GOAL: Single out each line with the word "this" and copy it.

RECORD EXCERPTS:
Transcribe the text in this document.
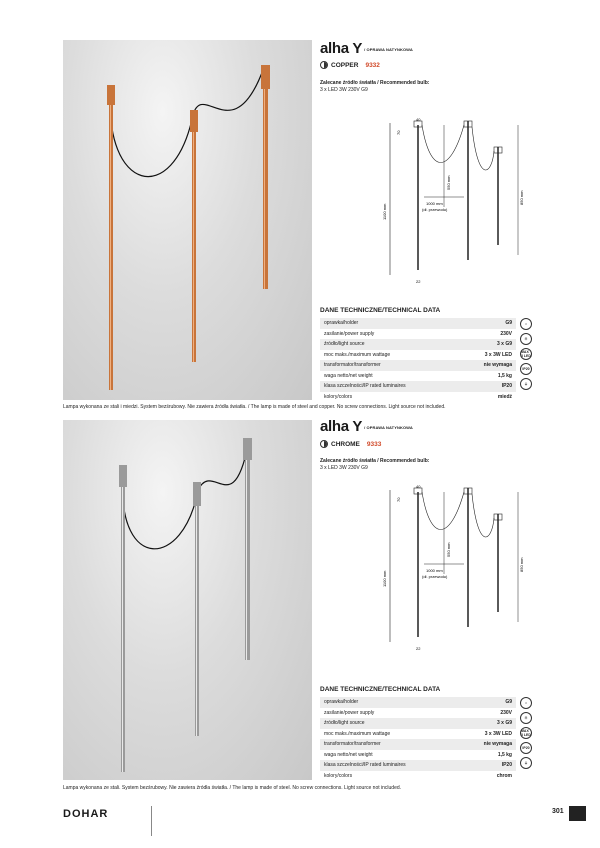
Lampa wykonana ze stali i miedzi. System bezśrubowy. Nie zawiera źródła światła. / The lamp is made of steel and copper. No screw connections. Light source not included.
alha Y / OPRAWA NATYNKOWA
COPPER 9332
Zalecane źródło światła / Recommended bulb:
3 x LED 3W 230V G9
40
70
1000 mm
(dł. przewodu)
550 mm
850 mm
1100 mm
22
DANE TECHNICZNE/TECHNICAL DATA
oprawka/holder	G9
zasilanie/power supply	230V
źródło/light source	3 x G9
moc maks./maximum wattage	3 x 3W LED
transformator/transformer	nie wymaga
waga netto/net weight	1,5 kg
klasa szczelności/IP rated luminaires	IP20
kolory/colors	miedź
⌂
⊓
MAX 3 LED
IP20
⏚
Lampa wykonana ze stali. System bezśrubowy. Nie zawiera źródła światła. / The lamp is made of steel. No screw connections. Light source not included.
alha Y / OPRAWA NATYNKOWA
CHROME 9333
Zalecane źródło światła / Recommended bulb:
3 x LED 3W 230V G9
40
70
1000 mm
(dł. przewodu)
550 mm
850 mm
1100 mm
22
DANE TECHNICZNE/TECHNICAL DATA
oprawka/holder	G9
zasilanie/power supply	230V
źródło/light source	3 x G9
moc maks./maximum wattage	3 x 3W LED
transformator/transformer	nie wymaga
waga netto/net weight	1,5 kg
klasa szczelności/IP rated luminaires	IP20
kolory/colors	chrom
⌂
⊓
MAX 3 LED
IP20
⏚
DOHAR	301
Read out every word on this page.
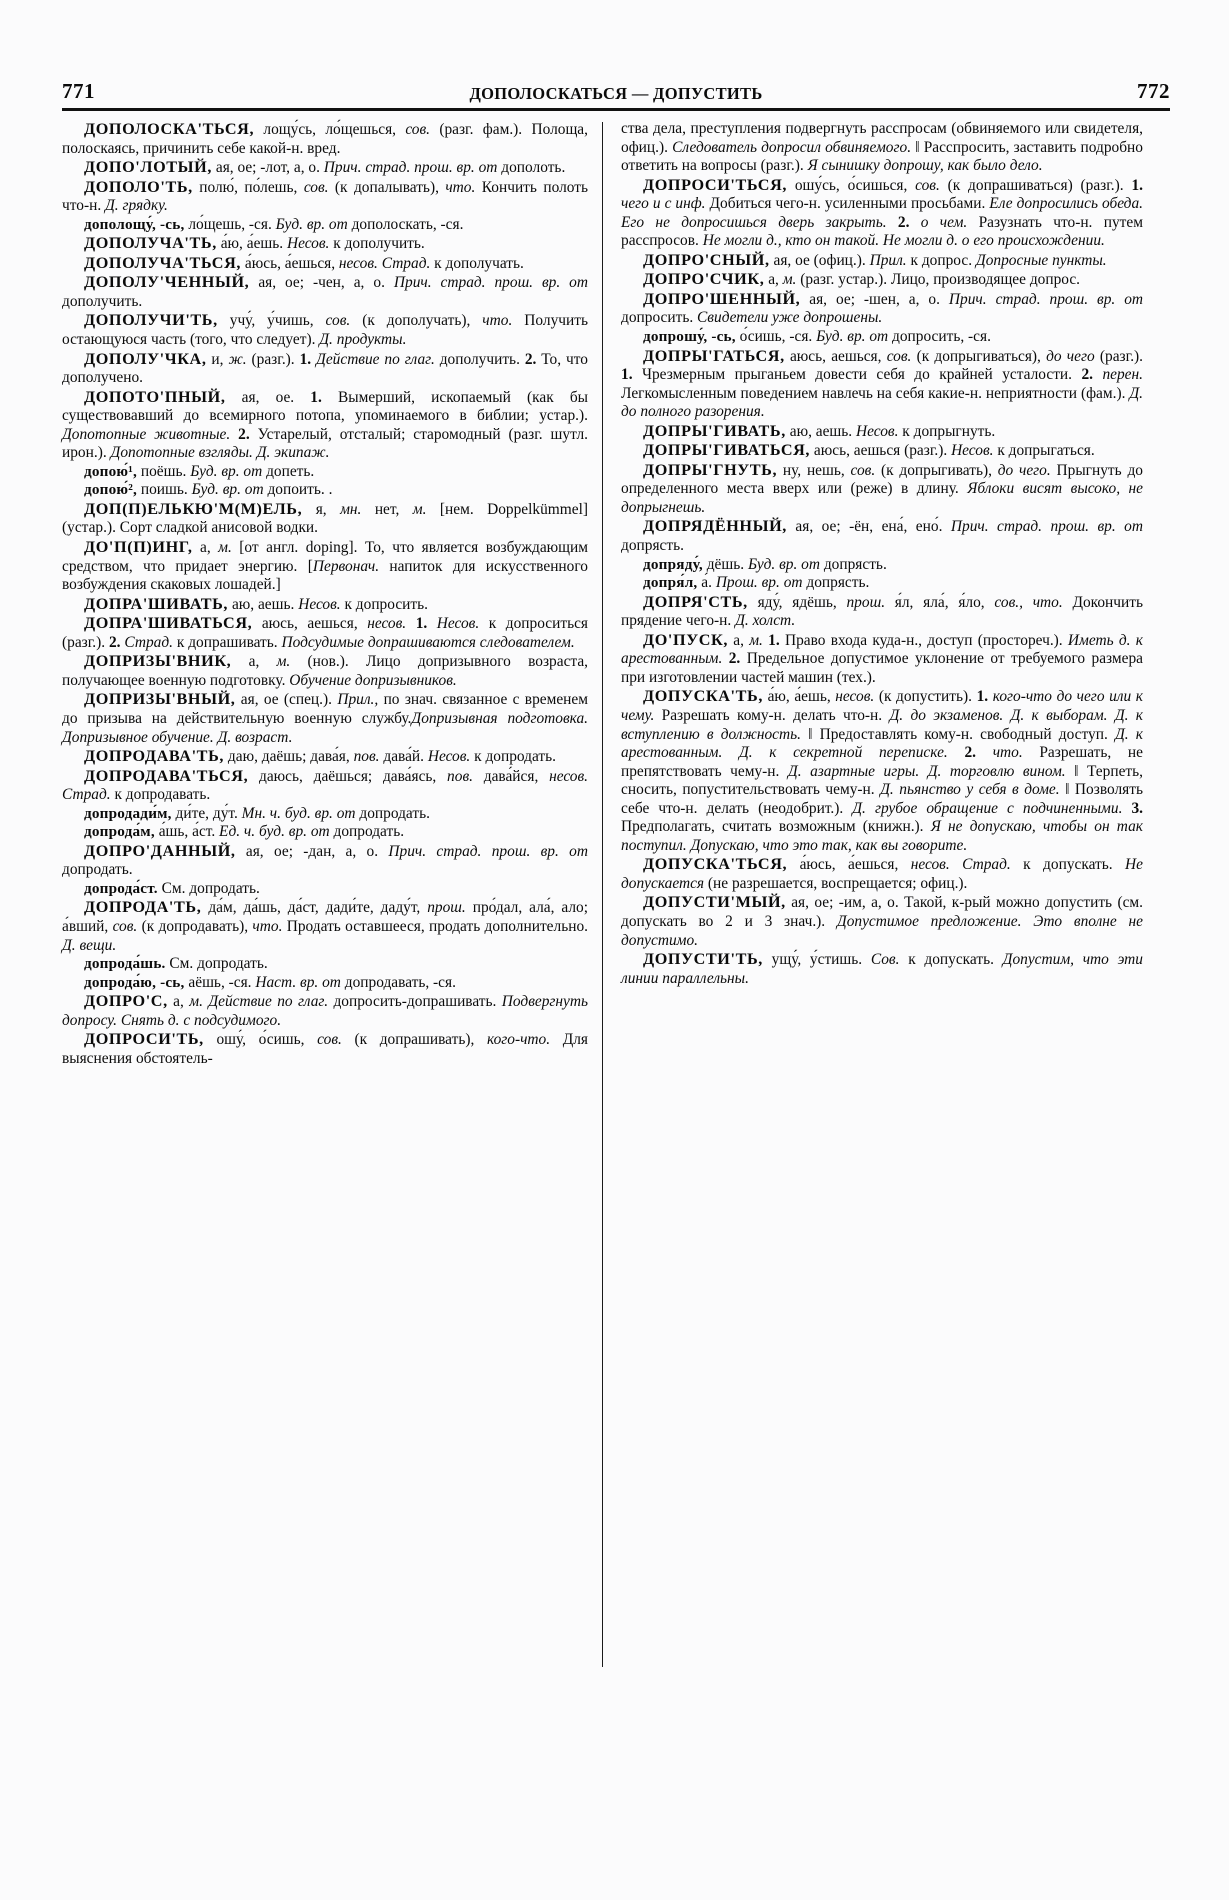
771	ДОПОЛОСКАТЬСЯ — ДОПУСТИТЬ	772

ДОПОЛОСКА'ТЬСЯ, лощу́сь, ло́щешься, сов. (разг. фам.). Полоща, полоскаясь, причинить себе какой-н. вред.

ДОПО'ЛОТЫЙ, ая, ое; -лот, а, о. Прич. страд. прош. вр. от дополоть.

ДОПОЛО'ТЬ, полю́, по́лешь, сов. (к допалывать), что. Кончить полоть что-н. Д. грядку.

дополощу́, -сь, ло́щешь, -ся. Буд. вр. от дополоскать, -ся.

ДОПОЛУЧА'ТЬ, а́ю, а́ешь. Несов. к дополучить.

ДОПОЛУЧА'ТЬСЯ, а́юсь, а́ешься, несов. Страд. к дополучать.

ДОПОЛУ'ЧЕННЫЙ, ая, ое; -чен, а, о. Прич. страд. прош. вр. от дополучить.

ДОПОЛУЧИ'ТЬ, учу́, у́чишь, сов. (к дополучать), что. Получить остающуюся часть (того, что следует). Д. продукты.

ДОПОЛУ'ЧКА, и, ж. (разг.). 1. Действие по глаг. дополучить. 2. То, что дополучено.

ДОПОТО'ПНЫЙ, ая, ое. 1. Вымерший, ископаемый (как бы существовавший до всемирного потопа, упоминаемого в библии; устар.). Допотопные животные. 2. Устарелый, отсталый; старомодный (разг. шутл. ирон.). Допотопные взгляды. Д. экипаж.

допою́¹, поёшь. Буд. вр. от допеть.

допою́², поишь. Буд. вр. от допоить. .

ДОП(П)ЕЛЬКЮ'М(М)ЕЛЬ, я, мн. нет, м. [нем. Doppelkümmel] (устар.). Сорт сладкой анисовой водки.

ДО'П(П)ИНГ, а, м. [от англ. doping]. То, что является возбуждающим средством, что придает энергию. [Первонач. напиток для искусственного возбуждения скаковых лошадей.]

ДОПРА'ШИВАТЬ, аю, аешь. Несов. к допросить.

ДОПРА'ШИВАТЬСЯ, аюсь, аешься, несов. 1. Несов. к допроситься (разг.). 2. Страд. к допрашивать. Подсудимые допрашиваются следователем.

ДОПРИЗЫ'ВНИК, а, м. (нов.). Лицо допризывного возраста, получающее военную подготовку. Обучение допризывников.

ДОПРИЗЫ'ВНЫЙ, ая, ое (спец.). Прил., по знач. связанное с временем до призыва на действительную военную службу.Допризывная подготовка. Допризывное обучение. Д. возраст.

ДОПРОДАВА'ТЬ, даю, даёшь; дава́я, пов. дава́й. Несов. к допродать.

ДОПРОДАВА'ТЬСЯ, даюсь, даёшься; дава́ясь, пов. дава́йся, несов. Страд. к допродавать.

допродади́м, ди́те, ду́т. Мн. ч. буд. вр. от допродать.

допрода́м, а́шь, а́ст. Ед. ч. буд. вр. от допродать.

ДОПРО'ДАННЫЙ, ая, ое; -дан, а, о. Прич. страд. прош. вр. от допродать.

допрода́ст. См. допродать.

ДОПРОДА'ТЬ, да́м, да́шь, да́ст, дади́те, даду́т, прош. про́дал, ала́, ало; а́вший, сов. (к допродавать), что. Продать оставшееся, продать дополнительно. Д. вещи.

допрода́шь. См. допродать.

допрода́ю, -сь, аёшь, -ся. Наст. вр. от допродавать, -ся.

ДОПРО'С, а, м. Действие по глаг. допросить-допрашивать. Подвергнуть допросу. Снять д. с подсудимого.

ДОПРОСИ'ТЬ, ошу́, о́сишь, сов. (к допрашивать), кого-что. Для выяснения обстоятель-

ства дела, преступления подвергнуть расспросам (обвиняемого или свидетеля, офиц.). Следователь допросил обвиняемого. ‖ Расспросить, заставить подробно ответить на вопросы (разг.). Я сынишку допрошу, как было дело.

ДОПРОСИ'ТЬСЯ, ошу́сь, о́сишься, сов. (к допрашиваться) (разг.). 1. чего и с инф. Добиться чего-н. усиленными просьбами. Еле допросились обеда. Его не допросишься дверь закрыть. 2. о чем. Разузнать что-н. путем расспросов. Не могли д., кто он такой. Не могли д. о его происхождении.

ДОПРО'СНЫЙ, ая, ое (офиц.). Прил. к допрос. Допросные пункты.

ДОПРО'СЧИК, а, м. (разг. устар.). Лицо, производящее допрос.

ДОПРО'ШЕННЫЙ, ая, ое; -шен, а, о. Прич. страд. прош. вр. от допросить. Свидетели уже допрошены.

допрошу́, -сь, о́сишь, -ся. Буд. вр. от допросить, -ся.

ДОПРЫ'ГАТЬСЯ, аюсь, аешься, сов. (к допрыгиваться), до чего (разг.). 1. Чрезмерным прыганьем довести себя до крайней усталости. 2. перен. Легкомысленным поведением навлечь на себя какие-н. неприятности (фам.). Д. до полного разорения.

ДОПРЫ'ГИВАТЬ, аю, аешь. Несов. к допрыгнуть.

ДОПРЫ'ГИВАТЬСЯ, аюсь, аешься (разг.). Несов. к допрыгаться.

ДОПРЫ'ГНУТЬ, ну, нешь, сов. (к допрыгивать), до чего. Прыгнуть до определенного места вверх или (реже) в длину. Яблоки висят высоко, не допрыгнешь.

ДОПРЯДЁННЫЙ, ая, ое; -ён, ена́, ено́. Прич. страд. прош. вр. от допрясть.

допряду́, дёшь. Буд. вр. от допрясть.

допря́л, а́. Прош. вр. от допрясть.

ДОПРЯ'СТЬ, яду́, ядёшь, прош. я́л, яла́, я́ло, сов., что. Докончить прядение чего-н. Д. холст.

ДО'ПУСК, а, м. 1. Право входа куда-н., доступ (простореч.). Иметь д. к арестованным. 2. Предельное допустимое уклонение от требуемого размера при изготовлении частей машин (тех.).

ДОПУСКА'ТЬ, а́ю, а́ешь, несов. (к допустить). 1. кого-что до чего или к чему. Разрешать кому-н. делать что-н. Д. до экзаменов. Д. к выборам. Д. к вступлению в должность. ‖ Предоставлять кому-н. свободный доступ. Д. к арестованным. Д. к секретной переписке. 2. что. Разрешать, не препятствовать чему-н. Д. азартные игры. Д. торговлю вином. ‖ Терпеть, сносить, попустительствовать чему-н. Д. пьянство у себя в доме. ‖ Позволять себе что-н. делать (неодобрит.). Д. грубое обращение с подчиненными. 3. Предполагать, считать возможным (книжн.). Я не допускаю, чтобы он так поступил. Допускаю, что это так, как вы говорите.

ДОПУСКА'ТЬСЯ, а́юсь, а́ешься, несов. Страд. к допускать. Не допускается (не разрешается, воспрещается; офиц.).

ДОПУСТИ'МЫЙ, ая, ое; -им, а, о. Такой, к-рый можно допустить (см. допускать во 2 и 3 знач.). Допустимое предложение. Это вполне не допустимо.

ДОПУСТИ'ТЬ, ущу́, у́стишь. Сов. к допускать. Допустим, что эти линии параллельны.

WRITTEN ANSWER:
Transcribe the text in this document.
Read out every word on this page.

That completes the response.